(Saved data entries)
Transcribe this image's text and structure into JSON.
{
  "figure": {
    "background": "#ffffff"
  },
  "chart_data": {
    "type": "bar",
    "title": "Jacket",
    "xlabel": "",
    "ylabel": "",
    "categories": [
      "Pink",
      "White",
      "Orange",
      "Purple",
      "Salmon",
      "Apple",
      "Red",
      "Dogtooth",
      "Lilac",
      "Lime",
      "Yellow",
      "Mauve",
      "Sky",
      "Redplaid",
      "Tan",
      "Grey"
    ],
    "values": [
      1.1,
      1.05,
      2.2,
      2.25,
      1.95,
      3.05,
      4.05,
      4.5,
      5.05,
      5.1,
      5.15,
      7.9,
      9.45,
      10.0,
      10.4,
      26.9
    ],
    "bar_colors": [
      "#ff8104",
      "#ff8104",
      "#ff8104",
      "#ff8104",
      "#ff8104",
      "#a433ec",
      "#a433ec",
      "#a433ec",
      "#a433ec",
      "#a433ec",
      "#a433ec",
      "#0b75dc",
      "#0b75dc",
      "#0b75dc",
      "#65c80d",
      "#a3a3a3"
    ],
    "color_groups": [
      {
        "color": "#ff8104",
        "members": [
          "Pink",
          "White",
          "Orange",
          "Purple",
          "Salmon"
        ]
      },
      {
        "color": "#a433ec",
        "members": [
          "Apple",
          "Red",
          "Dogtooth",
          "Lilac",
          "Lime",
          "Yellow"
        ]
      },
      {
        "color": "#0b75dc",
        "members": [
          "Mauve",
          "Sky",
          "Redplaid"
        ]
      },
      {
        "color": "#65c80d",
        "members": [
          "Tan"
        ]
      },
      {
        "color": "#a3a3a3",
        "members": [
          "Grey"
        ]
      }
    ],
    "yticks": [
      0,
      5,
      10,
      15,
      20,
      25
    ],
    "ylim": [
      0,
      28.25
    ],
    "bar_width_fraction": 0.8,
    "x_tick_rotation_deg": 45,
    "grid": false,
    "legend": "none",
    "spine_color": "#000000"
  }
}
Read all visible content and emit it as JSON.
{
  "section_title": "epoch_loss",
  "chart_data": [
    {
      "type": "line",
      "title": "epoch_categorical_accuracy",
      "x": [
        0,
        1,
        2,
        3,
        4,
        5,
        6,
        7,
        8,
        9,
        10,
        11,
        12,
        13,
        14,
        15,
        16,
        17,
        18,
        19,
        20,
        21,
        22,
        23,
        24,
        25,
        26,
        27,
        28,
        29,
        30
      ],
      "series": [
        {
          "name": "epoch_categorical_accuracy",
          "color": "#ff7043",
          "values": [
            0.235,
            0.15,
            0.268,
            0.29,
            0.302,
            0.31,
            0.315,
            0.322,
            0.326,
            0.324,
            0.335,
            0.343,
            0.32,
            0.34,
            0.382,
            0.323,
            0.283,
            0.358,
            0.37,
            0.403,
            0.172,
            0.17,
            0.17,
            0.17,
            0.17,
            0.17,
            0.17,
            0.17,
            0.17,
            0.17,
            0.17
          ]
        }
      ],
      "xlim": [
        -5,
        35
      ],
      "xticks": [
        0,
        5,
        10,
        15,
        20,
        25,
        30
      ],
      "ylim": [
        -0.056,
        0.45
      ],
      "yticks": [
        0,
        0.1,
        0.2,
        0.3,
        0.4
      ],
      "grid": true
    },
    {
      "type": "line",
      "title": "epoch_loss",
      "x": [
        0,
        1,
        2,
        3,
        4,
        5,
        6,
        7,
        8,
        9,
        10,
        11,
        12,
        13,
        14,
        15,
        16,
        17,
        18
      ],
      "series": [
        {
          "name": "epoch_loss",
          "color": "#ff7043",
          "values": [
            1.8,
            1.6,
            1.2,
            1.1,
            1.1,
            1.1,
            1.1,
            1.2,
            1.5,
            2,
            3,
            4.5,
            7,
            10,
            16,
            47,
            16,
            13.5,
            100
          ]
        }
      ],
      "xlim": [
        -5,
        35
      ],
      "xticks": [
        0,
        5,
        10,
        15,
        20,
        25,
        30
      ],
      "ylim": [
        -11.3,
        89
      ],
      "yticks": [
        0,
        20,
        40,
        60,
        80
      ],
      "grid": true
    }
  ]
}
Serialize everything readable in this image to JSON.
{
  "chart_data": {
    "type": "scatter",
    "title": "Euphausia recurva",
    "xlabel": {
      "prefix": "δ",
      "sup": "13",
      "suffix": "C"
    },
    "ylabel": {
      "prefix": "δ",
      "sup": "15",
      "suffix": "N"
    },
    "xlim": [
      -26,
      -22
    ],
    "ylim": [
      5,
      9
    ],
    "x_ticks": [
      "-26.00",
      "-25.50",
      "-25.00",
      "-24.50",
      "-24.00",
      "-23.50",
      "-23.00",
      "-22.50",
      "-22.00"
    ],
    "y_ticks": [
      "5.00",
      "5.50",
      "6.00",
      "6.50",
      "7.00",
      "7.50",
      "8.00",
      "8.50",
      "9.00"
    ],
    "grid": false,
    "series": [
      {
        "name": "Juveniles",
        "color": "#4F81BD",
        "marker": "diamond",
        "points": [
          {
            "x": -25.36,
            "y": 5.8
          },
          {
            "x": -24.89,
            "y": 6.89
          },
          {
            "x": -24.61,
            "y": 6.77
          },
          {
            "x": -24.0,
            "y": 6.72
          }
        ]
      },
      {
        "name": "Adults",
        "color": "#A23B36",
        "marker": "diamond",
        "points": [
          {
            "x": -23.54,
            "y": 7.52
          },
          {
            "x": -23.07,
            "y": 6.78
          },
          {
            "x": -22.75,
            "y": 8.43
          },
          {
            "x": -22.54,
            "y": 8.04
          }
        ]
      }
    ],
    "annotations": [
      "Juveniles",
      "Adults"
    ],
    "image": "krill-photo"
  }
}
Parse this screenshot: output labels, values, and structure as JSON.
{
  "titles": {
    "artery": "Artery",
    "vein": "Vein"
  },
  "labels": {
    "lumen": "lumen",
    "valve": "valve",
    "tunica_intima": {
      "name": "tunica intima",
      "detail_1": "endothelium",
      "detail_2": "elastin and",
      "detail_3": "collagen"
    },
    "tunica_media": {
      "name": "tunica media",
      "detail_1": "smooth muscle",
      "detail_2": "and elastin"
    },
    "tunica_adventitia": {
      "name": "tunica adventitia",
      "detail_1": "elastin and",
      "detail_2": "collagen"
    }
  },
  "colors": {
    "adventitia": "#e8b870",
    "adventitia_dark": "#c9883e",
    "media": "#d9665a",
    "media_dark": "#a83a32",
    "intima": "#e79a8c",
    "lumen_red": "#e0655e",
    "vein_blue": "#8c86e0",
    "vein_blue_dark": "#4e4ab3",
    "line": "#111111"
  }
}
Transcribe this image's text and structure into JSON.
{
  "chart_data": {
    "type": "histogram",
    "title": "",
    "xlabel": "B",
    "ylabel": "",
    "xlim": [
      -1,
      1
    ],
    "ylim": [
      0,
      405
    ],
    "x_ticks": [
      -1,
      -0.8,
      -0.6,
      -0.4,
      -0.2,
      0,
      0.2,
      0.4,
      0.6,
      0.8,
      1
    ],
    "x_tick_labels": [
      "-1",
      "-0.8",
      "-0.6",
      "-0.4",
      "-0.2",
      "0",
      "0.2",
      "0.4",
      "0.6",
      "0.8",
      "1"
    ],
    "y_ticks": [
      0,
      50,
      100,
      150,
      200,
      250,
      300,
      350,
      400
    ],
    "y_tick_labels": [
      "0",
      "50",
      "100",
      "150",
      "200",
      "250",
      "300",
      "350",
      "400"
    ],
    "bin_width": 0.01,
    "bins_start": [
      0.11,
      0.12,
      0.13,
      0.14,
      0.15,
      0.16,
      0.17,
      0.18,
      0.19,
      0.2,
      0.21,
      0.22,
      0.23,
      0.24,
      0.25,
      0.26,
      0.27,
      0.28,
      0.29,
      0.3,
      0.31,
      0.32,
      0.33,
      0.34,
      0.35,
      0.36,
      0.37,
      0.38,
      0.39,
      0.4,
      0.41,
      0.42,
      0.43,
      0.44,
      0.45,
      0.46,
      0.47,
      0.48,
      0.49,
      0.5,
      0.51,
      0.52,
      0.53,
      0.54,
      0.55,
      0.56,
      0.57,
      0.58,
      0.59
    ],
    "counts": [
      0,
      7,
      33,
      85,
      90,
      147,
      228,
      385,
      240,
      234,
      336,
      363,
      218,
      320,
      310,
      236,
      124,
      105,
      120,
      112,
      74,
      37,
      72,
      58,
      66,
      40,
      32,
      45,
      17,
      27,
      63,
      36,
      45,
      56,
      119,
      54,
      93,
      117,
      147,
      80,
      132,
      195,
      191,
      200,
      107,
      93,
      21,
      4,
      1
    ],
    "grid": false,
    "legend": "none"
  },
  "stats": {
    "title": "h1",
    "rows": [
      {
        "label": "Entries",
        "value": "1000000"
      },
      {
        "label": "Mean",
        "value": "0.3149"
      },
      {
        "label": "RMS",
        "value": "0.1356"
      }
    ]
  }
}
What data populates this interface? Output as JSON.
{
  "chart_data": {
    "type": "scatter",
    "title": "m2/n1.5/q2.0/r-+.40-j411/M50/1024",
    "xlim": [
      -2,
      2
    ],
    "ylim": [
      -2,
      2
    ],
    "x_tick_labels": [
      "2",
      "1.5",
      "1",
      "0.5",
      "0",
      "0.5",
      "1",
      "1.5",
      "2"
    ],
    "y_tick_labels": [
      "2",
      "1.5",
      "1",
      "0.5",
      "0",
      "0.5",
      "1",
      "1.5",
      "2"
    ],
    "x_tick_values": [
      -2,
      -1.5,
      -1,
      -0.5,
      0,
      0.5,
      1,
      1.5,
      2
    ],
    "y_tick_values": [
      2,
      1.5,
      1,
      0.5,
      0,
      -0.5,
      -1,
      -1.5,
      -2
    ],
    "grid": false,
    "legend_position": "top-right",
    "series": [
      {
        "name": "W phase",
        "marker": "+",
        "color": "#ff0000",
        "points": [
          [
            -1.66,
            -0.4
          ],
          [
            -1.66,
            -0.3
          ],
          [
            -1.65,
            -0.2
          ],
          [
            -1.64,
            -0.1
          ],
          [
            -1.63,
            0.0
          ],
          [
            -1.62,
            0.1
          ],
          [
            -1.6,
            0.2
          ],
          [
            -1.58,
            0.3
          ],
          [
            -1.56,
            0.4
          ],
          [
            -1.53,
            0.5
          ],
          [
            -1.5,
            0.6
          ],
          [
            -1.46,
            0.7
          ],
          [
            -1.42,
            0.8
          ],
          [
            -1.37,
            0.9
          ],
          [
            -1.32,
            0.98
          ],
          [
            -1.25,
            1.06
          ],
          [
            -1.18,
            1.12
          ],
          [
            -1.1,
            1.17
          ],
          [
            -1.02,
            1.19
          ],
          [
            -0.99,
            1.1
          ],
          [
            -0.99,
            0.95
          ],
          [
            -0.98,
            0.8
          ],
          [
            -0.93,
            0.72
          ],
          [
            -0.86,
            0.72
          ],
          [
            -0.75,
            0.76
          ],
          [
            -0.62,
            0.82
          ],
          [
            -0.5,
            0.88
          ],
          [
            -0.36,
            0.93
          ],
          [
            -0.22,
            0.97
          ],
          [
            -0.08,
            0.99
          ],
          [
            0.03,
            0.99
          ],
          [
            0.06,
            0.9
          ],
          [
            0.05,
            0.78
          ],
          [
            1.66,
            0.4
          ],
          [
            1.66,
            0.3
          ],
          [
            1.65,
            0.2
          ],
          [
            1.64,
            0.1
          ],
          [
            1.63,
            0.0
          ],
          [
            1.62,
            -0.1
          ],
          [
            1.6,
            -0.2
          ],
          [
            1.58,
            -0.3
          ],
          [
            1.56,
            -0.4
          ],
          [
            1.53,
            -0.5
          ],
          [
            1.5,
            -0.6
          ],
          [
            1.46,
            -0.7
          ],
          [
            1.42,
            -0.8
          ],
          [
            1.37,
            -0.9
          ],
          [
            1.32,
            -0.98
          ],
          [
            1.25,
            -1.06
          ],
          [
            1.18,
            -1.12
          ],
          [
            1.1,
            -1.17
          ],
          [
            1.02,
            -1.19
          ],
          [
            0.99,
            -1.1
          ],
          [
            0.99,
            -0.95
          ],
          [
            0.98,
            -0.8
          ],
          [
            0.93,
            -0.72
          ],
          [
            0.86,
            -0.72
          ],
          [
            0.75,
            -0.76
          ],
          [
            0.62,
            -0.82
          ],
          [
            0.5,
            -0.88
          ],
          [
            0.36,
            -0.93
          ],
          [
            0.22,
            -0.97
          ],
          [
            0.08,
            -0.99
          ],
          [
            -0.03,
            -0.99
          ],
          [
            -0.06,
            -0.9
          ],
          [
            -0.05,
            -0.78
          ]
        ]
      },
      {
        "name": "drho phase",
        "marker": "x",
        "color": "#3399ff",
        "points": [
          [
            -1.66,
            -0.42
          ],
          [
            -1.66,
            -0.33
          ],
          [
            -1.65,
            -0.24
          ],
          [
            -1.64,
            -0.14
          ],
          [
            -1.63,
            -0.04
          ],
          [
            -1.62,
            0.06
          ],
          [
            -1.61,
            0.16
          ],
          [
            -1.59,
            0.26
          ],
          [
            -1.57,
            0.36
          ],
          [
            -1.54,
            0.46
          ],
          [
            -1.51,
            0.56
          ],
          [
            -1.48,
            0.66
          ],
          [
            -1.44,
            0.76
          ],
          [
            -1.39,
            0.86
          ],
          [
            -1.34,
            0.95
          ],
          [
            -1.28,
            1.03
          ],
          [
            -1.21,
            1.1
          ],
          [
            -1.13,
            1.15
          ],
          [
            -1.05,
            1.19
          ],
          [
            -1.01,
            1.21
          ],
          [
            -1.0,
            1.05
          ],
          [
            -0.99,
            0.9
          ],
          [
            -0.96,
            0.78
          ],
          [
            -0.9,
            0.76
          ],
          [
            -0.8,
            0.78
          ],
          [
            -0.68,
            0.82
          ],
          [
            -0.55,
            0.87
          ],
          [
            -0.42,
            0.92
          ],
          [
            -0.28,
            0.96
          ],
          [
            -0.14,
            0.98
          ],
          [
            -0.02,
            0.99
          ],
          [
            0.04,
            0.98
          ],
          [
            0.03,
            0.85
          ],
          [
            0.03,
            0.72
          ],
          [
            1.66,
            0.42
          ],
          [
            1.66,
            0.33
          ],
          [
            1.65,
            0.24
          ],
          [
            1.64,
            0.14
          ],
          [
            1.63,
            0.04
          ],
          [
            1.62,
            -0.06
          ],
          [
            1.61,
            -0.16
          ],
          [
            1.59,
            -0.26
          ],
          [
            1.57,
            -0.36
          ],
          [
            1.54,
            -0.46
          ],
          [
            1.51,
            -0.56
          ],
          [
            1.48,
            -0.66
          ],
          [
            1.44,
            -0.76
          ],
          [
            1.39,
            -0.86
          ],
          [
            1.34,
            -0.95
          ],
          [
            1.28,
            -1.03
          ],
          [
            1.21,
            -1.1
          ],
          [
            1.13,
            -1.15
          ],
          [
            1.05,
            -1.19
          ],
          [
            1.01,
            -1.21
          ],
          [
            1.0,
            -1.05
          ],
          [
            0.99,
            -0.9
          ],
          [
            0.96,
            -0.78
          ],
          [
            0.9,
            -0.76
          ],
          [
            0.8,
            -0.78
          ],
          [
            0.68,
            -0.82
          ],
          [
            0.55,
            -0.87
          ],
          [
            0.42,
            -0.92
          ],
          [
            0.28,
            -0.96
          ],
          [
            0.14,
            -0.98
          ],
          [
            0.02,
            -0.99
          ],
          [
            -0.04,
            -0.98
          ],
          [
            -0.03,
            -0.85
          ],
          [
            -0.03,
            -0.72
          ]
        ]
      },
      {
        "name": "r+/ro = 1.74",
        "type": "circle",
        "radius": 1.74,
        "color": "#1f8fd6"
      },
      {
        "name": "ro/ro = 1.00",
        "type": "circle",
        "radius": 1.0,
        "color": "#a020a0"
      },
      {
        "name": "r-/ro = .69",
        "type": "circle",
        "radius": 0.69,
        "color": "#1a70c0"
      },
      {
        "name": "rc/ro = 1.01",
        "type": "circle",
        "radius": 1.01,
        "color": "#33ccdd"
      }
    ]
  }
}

Exercise task = Where a line in the material contains "elastin", copy that line.

Final result =
      "detail_2": "elastin and",
      "detail_2": "and elastin"
      "detail_1": "elastin and",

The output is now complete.